--- BEGIN ---

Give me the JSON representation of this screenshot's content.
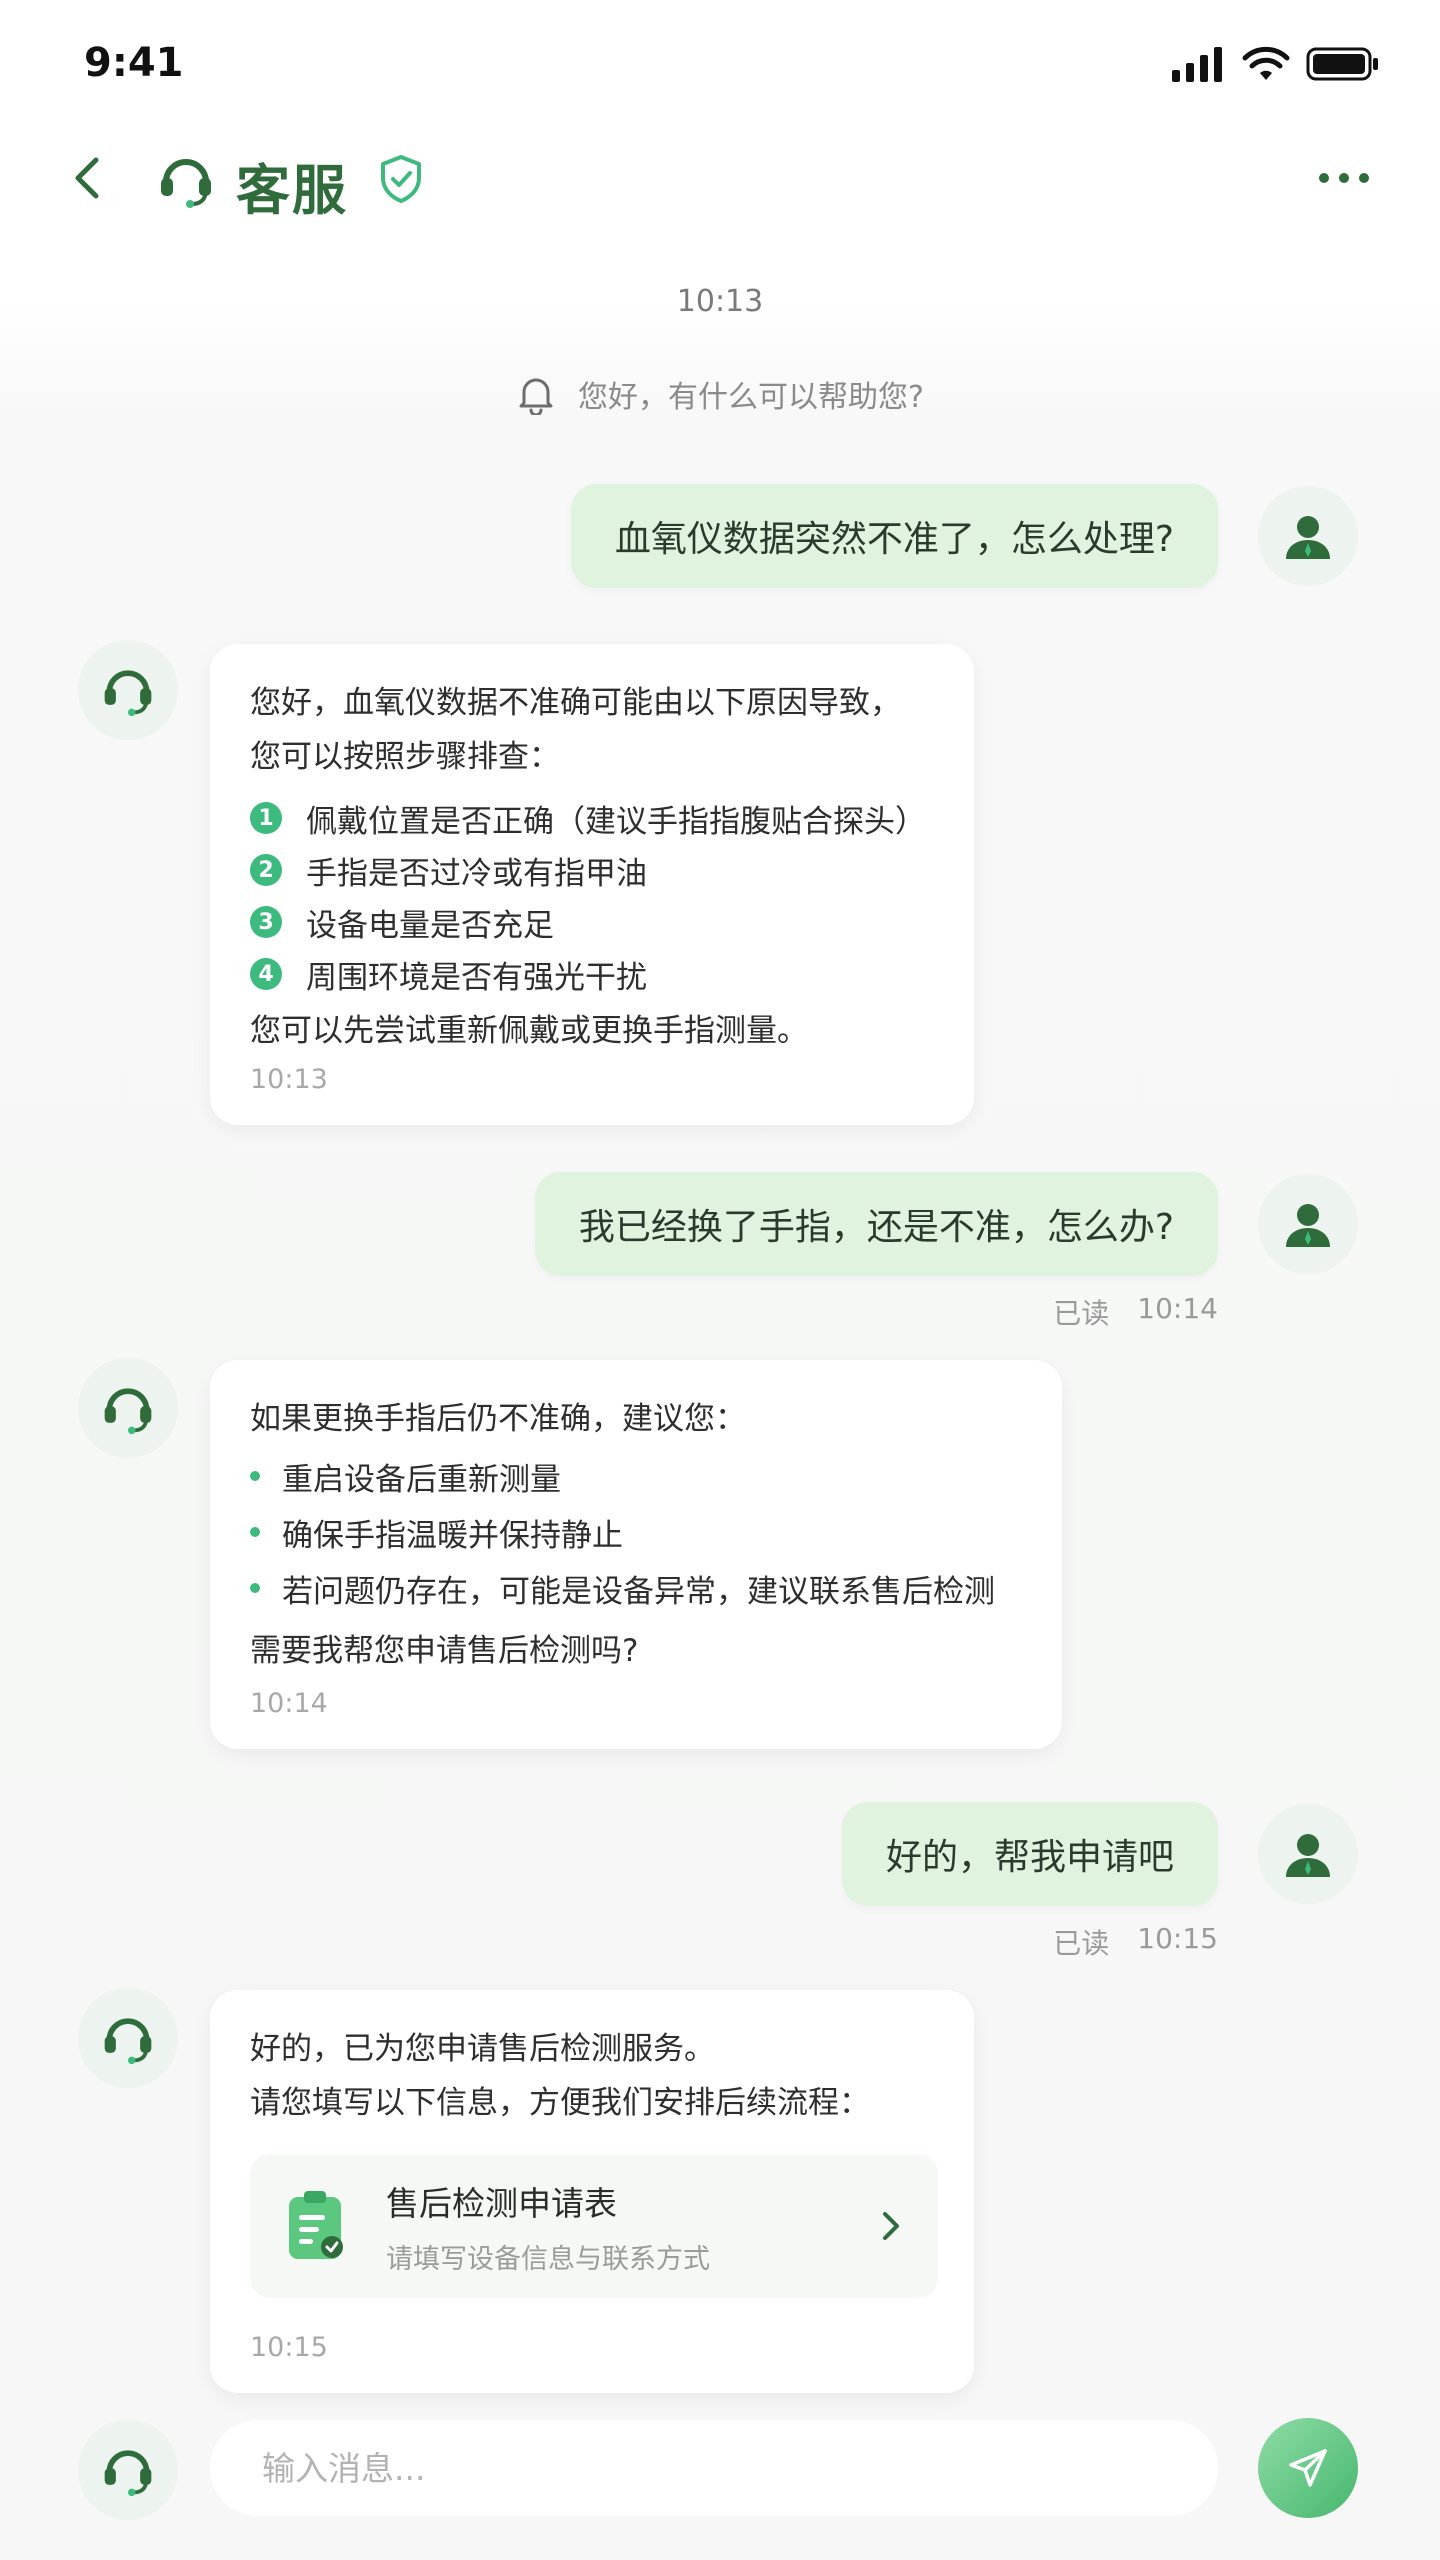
{
  "status_bar": {
    "time": "9:41"
  },
  "header": {
    "title": "客服"
  },
  "chat": {
    "start_time": "10:13",
    "system_notice": "您好，有什么可以帮助您?",
    "messages": [
      {
        "from": "user",
        "text": "血氧仪数据突然不准了，怎么处理?"
      },
      {
        "from": "agent",
        "intro_1": "您好，血氧仪数据不准确可能由以下原因导致，",
        "intro_2": "您可以按照步骤排查：",
        "steps": [
          {
            "num": "1",
            "text": "佩戴位置是否正确（建议手指指腹贴合探头）"
          },
          {
            "num": "2",
            "text": "手指是否过冷或有指甲油"
          },
          {
            "num": "3",
            "text": "设备电量是否充足"
          },
          {
            "num": "4",
            "text": "周围环境是否有强光干扰"
          }
        ],
        "outro": "您可以先尝试重新佩戴或更换手指测量。",
        "time": "10:13"
      },
      {
        "from": "user",
        "text": "我已经换了手指，还是不准，怎么办?",
        "read": "已读",
        "time": "10:14"
      },
      {
        "from": "agent",
        "intro": "如果更换手指后仍不准确，建议您：",
        "bullets": [
          "重启设备后重新测量",
          "确保手指温暖并保持静止",
          "若问题仍存在，可能是设备异常，建议联系售后检测"
        ],
        "outro": "需要我帮您申请售后检测吗?",
        "time": "10:14"
      },
      {
        "from": "user",
        "text": "好的，帮我申请吧",
        "read": "已读",
        "time": "10:15"
      },
      {
        "from": "agent",
        "line_1": "好的，已为您申请售后检测服务。",
        "line_2": "请您填写以下信息，方便我们安排后续流程：",
        "form_card": {
          "title": "售后检测申请表",
          "subtitle": "请填写设备信息与联系方式"
        },
        "time": "10:15"
      }
    ]
  },
  "input": {
    "placeholder": "输入消息..."
  },
  "colors": {
    "brand_green": "#2f6b3b",
    "accent_green": "#3dbb7f",
    "user_bubble": "#dff3de"
  },
  "icons": [
    "back-arrow-icon",
    "headset-icon",
    "shield-check-icon",
    "more-dots-icon",
    "bell-icon",
    "user-icon",
    "form-icon",
    "chevron-right-icon",
    "send-icon"
  ]
}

--- END ---

WORK TO BE COMPLETED
Give back the whole listing as it stands, minus its pictures.

EXERCISE RESULT
Give me the JSON representation of this screenshot's content.
{
  "status_bar": {
    "time": "9:41"
  },
  "header": {
    "title": "客服"
  },
  "chat": {
    "start_time": "10:13",
    "system_notice": "您好，有什么可以帮助您?",
    "messages": [
      {
        "from": "user",
        "text": "血氧仪数据突然不准了，怎么处理?"
      },
      {
        "from": "agent",
        "intro_1": "您好，血氧仪数据不准确可能由以下原因导致，",
        "intro_2": "您可以按照步骤排查：",
        "steps": [
          {
            "num": "1",
            "text": "佩戴位置是否正确（建议手指指腹贴合探头）"
          },
          {
            "num": "2",
            "text": "手指是否过冷或有指甲油"
          },
          {
            "num": "3",
            "text": "设备电量是否充足"
          },
          {
            "num": "4",
            "text": "周围环境是否有强光干扰"
          }
        ],
        "outro": "您可以先尝试重新佩戴或更换手指测量。",
        "time": "10:13"
      },
      {
        "from": "user",
        "text": "我已经换了手指，还是不准，怎么办?",
        "read": "已读",
        "time": "10:14"
      },
      {
        "from": "agent",
        "intro": "如果更换手指后仍不准确，建议您：",
        "bullets": [
          "重启设备后重新测量",
          "确保手指温暖并保持静止",
          "若问题仍存在，可能是设备异常，建议联系售后检测"
        ],
        "outro": "需要我帮您申请售后检测吗?",
        "time": "10:14"
      },
      {
        "from": "user",
        "text": "好的，帮我申请吧",
        "read": "已读",
        "time": "10:15"
      },
      {
        "from": "agent",
        "line_1": "好的，已为您申请售后检测服务。",
        "line_2": "请您填写以下信息，方便我们安排后续流程：",
        "form_card": {
          "title": "售后检测申请表",
          "subtitle": "请填写设备信息与联系方式"
        },
        "time": "10:15"
      }
    ]
  },
  "input": {
    "placeholder": "输入消息..."
  },
  "colors": {
    "brand_green": "#2f6b3b",
    "accent_green": "#3dbb7f",
    "user_bubble": "#dff3de"
  },
  "icons": [
    "back-arrow-icon",
    "headset-icon",
    "shield-check-icon",
    "more-dots-icon",
    "bell-icon",
    "user-icon",
    "form-icon",
    "chevron-right-icon",
    "send-icon"
  ]
}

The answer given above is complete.